WHAT IS REQUIRED: Collect each line of the records containing the string "selected".

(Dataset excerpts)

-- start --

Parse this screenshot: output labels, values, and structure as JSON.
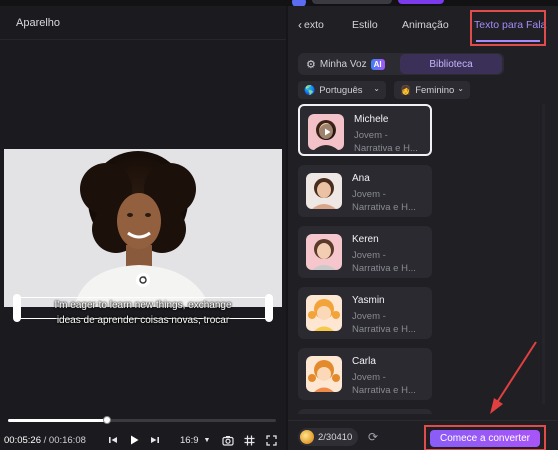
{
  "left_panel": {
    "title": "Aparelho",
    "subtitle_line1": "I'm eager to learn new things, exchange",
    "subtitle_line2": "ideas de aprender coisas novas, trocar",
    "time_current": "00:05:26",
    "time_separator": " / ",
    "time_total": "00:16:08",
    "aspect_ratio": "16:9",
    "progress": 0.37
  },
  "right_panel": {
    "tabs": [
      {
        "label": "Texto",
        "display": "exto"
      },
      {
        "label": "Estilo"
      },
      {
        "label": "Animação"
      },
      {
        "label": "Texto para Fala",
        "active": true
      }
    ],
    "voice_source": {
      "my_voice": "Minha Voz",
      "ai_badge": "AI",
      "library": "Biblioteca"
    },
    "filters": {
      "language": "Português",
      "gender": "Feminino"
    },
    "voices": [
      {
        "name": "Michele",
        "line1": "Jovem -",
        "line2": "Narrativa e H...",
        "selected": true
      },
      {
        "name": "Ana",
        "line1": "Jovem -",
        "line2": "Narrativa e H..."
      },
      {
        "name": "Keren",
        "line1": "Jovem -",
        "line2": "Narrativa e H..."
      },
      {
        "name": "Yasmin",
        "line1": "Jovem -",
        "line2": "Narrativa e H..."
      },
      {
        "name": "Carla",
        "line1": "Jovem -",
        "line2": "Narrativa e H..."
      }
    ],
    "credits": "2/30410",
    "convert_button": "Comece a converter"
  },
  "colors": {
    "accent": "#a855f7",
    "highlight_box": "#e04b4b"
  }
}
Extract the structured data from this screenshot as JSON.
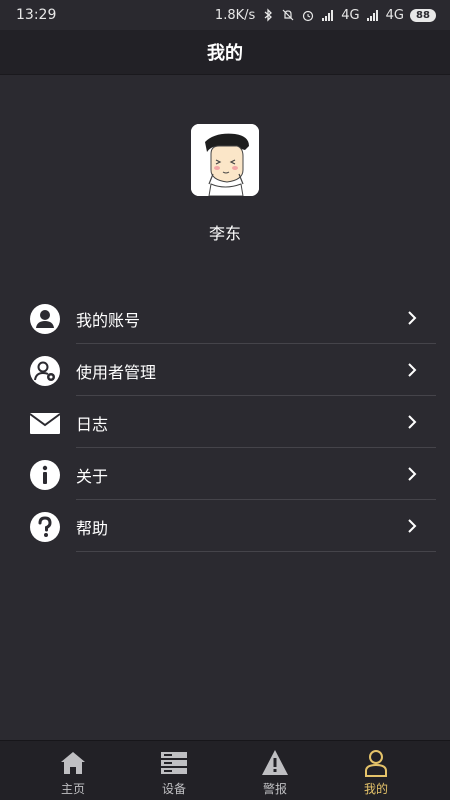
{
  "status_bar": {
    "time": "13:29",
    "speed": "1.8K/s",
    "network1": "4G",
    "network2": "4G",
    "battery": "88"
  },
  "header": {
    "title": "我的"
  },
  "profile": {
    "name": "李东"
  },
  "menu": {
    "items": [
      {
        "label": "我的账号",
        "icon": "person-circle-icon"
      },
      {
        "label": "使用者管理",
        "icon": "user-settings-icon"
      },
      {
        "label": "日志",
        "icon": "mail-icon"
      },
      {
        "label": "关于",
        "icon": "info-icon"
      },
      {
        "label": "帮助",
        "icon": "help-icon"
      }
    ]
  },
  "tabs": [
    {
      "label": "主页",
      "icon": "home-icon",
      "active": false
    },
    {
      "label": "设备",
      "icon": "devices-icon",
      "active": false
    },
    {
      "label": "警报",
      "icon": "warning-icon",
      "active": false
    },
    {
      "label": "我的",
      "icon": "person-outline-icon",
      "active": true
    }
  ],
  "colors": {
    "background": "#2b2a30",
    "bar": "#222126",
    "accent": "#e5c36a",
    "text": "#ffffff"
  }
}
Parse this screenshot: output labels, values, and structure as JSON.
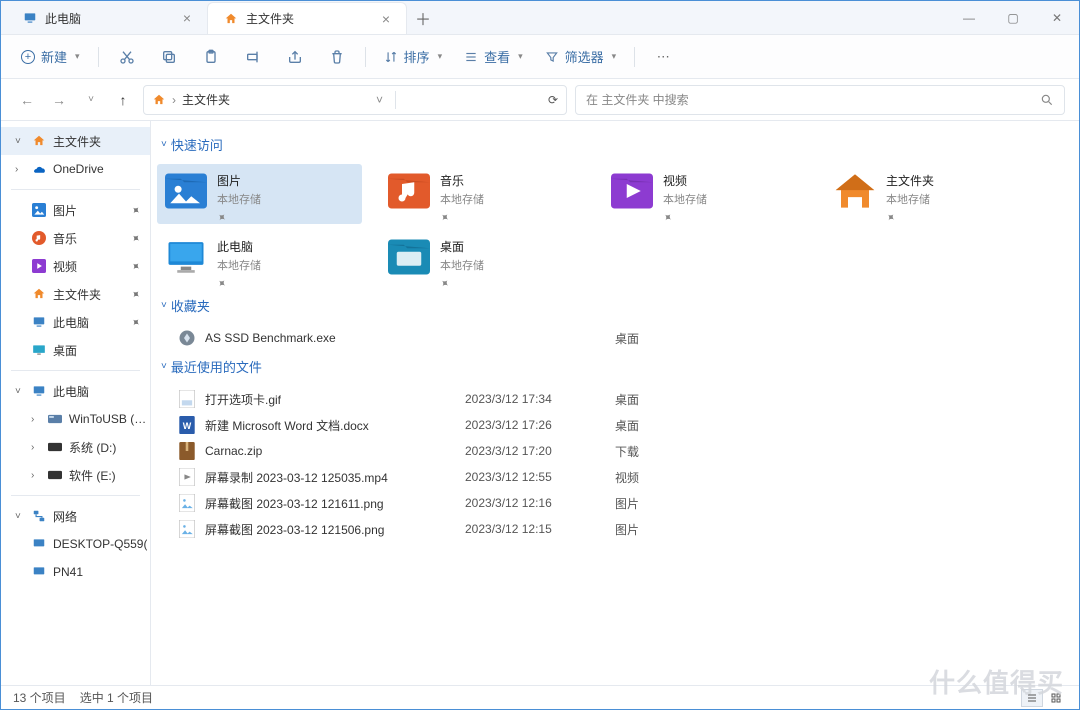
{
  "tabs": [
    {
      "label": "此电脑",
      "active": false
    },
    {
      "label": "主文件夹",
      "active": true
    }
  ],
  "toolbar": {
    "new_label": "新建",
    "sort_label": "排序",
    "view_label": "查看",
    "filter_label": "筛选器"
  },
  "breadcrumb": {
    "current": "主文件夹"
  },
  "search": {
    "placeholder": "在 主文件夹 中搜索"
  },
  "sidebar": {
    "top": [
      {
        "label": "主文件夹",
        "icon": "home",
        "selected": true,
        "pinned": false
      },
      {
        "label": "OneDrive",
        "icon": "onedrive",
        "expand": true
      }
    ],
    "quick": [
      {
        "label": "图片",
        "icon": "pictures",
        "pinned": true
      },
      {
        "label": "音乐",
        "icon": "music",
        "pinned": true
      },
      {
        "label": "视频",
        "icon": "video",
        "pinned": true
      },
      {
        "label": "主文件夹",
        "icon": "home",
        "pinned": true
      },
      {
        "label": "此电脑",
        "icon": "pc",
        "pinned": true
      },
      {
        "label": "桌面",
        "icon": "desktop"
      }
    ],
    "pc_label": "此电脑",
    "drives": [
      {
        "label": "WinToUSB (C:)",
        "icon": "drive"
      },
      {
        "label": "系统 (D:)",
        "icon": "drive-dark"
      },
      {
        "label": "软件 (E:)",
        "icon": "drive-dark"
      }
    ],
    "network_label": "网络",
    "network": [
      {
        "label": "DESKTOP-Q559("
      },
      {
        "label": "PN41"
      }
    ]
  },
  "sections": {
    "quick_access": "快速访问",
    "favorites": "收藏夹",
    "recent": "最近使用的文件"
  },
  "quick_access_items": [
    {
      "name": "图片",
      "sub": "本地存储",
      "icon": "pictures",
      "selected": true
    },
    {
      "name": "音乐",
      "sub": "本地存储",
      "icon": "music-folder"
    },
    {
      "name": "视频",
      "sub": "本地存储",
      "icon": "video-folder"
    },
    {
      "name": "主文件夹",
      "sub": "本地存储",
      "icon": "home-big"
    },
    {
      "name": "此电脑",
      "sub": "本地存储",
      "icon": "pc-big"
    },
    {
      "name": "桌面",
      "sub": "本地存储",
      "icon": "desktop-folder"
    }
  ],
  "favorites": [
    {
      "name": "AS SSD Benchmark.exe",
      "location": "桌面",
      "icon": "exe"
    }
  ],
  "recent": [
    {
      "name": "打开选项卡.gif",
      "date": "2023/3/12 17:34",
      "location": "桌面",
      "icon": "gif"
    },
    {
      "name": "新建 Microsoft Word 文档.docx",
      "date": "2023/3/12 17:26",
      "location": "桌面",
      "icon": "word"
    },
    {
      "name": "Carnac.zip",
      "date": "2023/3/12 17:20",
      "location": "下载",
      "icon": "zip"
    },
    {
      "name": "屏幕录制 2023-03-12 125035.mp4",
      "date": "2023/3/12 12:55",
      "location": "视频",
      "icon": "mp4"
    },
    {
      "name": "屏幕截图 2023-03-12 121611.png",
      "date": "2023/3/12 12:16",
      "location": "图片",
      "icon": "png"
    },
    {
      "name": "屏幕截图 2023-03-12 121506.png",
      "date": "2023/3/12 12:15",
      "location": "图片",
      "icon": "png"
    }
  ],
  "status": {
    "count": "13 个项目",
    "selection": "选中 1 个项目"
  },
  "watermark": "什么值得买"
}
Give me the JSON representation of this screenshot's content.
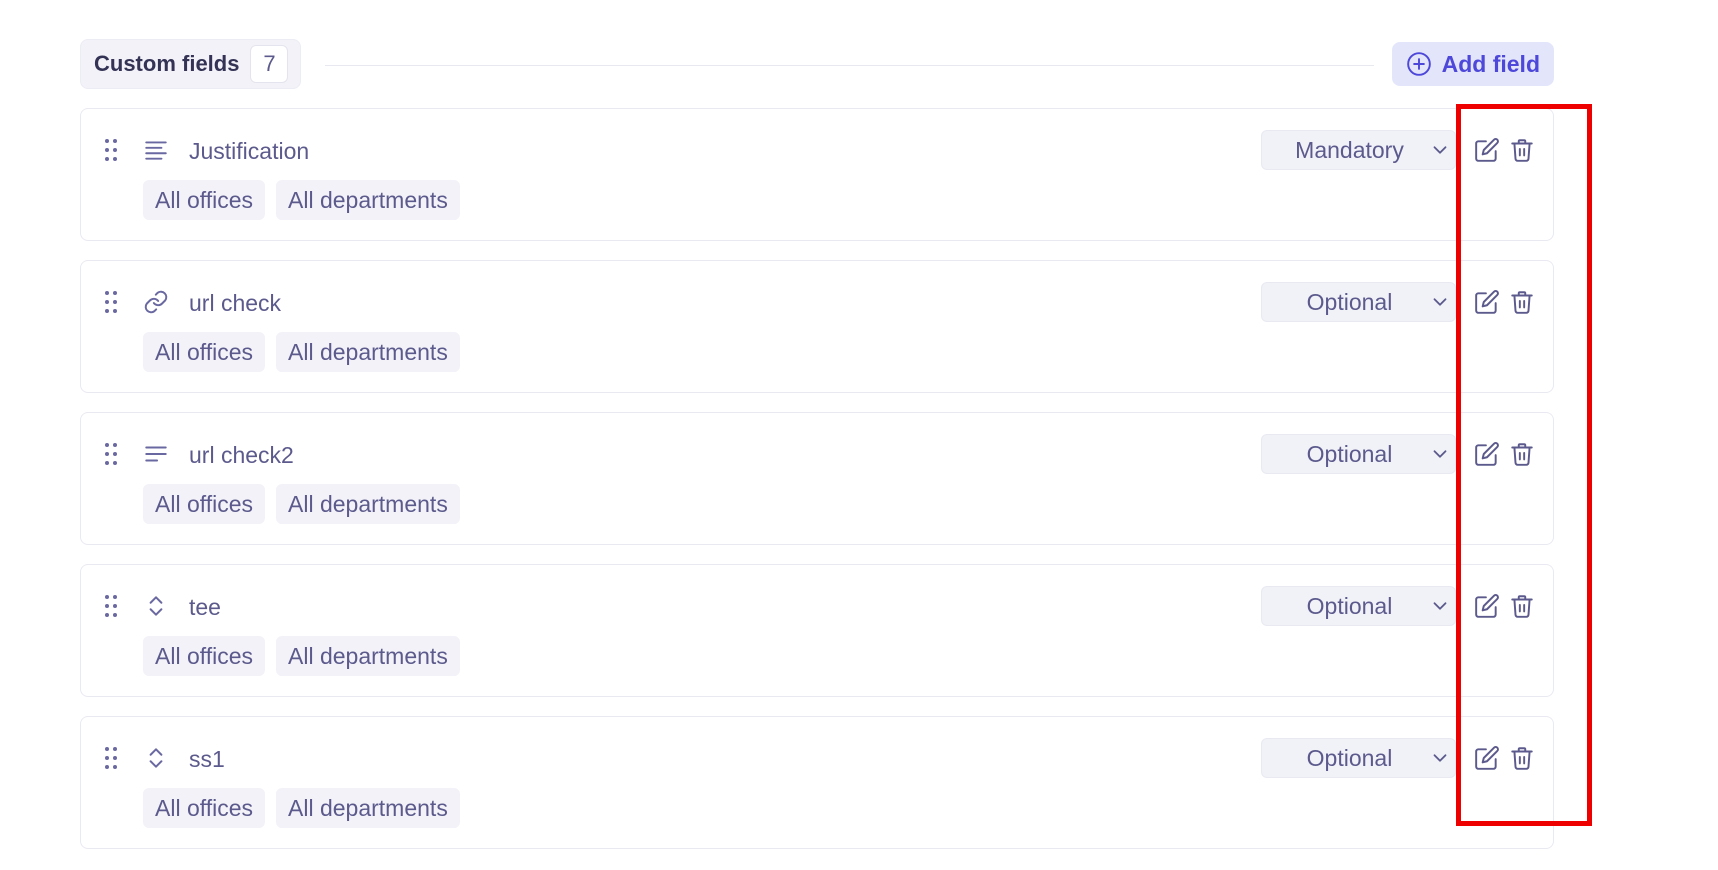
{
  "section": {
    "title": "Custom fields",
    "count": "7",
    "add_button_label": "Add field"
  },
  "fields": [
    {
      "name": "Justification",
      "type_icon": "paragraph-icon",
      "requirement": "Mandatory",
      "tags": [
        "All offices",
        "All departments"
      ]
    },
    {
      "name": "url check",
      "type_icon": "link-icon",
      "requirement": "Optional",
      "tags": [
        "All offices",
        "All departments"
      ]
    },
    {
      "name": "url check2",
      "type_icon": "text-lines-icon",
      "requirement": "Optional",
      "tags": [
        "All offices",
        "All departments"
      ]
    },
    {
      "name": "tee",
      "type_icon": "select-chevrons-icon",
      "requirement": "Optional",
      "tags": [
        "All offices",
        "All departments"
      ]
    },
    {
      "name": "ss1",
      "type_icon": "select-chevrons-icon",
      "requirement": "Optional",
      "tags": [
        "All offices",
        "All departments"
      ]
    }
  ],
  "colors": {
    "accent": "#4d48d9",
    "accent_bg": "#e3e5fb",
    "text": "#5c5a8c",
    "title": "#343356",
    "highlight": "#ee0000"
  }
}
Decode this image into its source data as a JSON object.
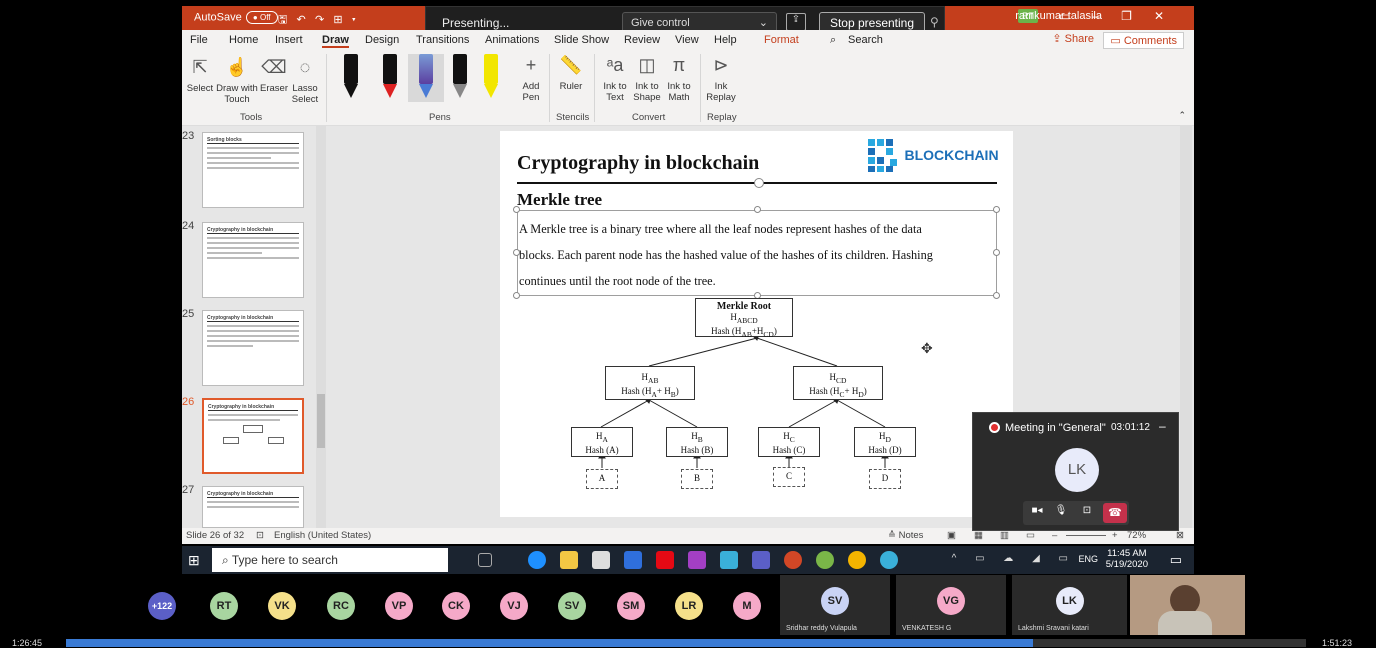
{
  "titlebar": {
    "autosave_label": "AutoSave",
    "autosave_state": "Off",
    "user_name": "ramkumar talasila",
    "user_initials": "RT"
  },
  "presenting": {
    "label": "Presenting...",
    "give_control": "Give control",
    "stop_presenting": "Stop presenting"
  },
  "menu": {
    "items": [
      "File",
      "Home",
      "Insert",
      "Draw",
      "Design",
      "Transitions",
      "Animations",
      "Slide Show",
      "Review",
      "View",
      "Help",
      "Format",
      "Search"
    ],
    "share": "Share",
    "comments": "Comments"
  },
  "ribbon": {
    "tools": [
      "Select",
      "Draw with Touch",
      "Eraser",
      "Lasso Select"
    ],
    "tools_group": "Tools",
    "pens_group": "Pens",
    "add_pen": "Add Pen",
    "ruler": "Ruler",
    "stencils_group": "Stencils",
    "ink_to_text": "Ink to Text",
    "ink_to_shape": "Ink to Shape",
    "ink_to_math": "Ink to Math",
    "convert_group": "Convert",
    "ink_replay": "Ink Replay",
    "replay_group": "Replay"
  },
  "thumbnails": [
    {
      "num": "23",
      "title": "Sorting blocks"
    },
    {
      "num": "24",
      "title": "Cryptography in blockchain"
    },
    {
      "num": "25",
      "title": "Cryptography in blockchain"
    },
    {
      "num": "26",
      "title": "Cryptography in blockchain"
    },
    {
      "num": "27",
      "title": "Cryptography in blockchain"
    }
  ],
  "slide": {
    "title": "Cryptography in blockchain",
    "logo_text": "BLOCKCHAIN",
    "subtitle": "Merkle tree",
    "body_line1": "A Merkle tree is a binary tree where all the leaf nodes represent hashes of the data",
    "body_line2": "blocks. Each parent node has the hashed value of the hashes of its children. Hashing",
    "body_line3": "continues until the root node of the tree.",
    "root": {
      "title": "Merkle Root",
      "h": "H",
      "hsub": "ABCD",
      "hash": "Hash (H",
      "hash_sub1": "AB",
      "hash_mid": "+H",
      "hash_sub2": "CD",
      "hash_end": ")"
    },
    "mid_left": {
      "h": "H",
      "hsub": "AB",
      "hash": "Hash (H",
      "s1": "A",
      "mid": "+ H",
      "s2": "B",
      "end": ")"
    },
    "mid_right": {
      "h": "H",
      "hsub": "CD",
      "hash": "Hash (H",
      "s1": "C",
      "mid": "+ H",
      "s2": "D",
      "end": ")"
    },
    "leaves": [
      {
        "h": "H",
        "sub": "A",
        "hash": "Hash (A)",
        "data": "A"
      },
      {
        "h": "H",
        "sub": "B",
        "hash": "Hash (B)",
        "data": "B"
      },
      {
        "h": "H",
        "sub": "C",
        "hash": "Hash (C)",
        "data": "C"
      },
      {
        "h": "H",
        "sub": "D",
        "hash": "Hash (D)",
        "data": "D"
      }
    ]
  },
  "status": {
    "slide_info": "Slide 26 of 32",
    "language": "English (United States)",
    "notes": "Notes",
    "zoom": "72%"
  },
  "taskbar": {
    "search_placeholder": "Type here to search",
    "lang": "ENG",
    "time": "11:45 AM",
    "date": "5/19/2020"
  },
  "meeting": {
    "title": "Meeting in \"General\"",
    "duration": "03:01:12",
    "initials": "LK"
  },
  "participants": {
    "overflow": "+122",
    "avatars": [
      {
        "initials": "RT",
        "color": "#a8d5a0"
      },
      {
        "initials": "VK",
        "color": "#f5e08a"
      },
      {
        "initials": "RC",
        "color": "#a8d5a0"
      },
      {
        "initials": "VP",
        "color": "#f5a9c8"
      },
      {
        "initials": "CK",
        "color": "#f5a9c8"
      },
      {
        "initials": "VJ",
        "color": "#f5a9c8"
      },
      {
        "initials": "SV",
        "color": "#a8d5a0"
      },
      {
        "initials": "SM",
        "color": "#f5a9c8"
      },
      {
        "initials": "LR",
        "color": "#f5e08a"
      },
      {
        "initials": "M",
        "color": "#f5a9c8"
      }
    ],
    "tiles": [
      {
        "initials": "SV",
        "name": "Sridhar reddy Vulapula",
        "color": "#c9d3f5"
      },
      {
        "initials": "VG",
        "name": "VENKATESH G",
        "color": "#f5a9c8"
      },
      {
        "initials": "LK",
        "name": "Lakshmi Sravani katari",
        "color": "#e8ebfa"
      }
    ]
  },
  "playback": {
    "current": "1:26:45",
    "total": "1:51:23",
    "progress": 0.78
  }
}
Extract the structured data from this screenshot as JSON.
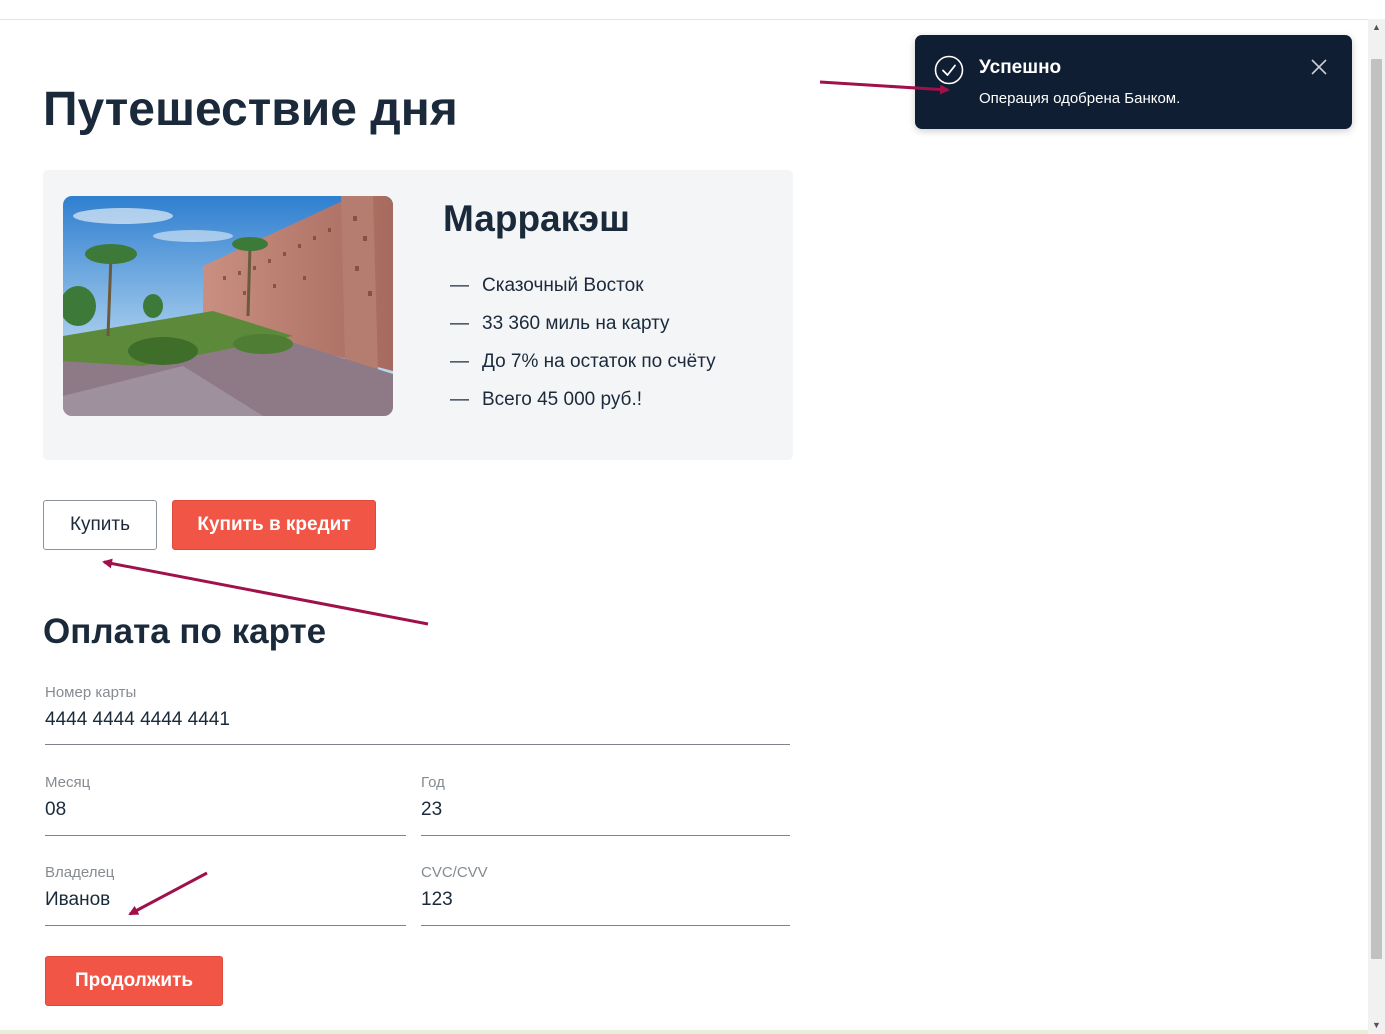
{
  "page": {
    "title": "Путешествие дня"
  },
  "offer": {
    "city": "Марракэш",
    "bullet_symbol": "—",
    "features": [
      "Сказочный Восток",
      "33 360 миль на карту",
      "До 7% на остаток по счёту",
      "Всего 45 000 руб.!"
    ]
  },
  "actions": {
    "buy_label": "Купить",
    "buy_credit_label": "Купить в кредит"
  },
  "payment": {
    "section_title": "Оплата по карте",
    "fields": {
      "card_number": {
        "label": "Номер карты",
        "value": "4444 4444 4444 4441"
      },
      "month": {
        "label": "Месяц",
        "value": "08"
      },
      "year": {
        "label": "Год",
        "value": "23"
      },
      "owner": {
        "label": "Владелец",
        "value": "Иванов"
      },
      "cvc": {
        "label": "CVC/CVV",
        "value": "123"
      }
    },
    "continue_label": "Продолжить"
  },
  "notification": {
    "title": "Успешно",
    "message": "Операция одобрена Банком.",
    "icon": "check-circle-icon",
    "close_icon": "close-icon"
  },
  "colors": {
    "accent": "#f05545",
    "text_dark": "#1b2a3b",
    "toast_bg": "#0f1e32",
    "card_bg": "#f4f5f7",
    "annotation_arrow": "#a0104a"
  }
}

-- end --

SOLVED EXERCISE:
        "selected": true
        "selected": true,
      "selected": true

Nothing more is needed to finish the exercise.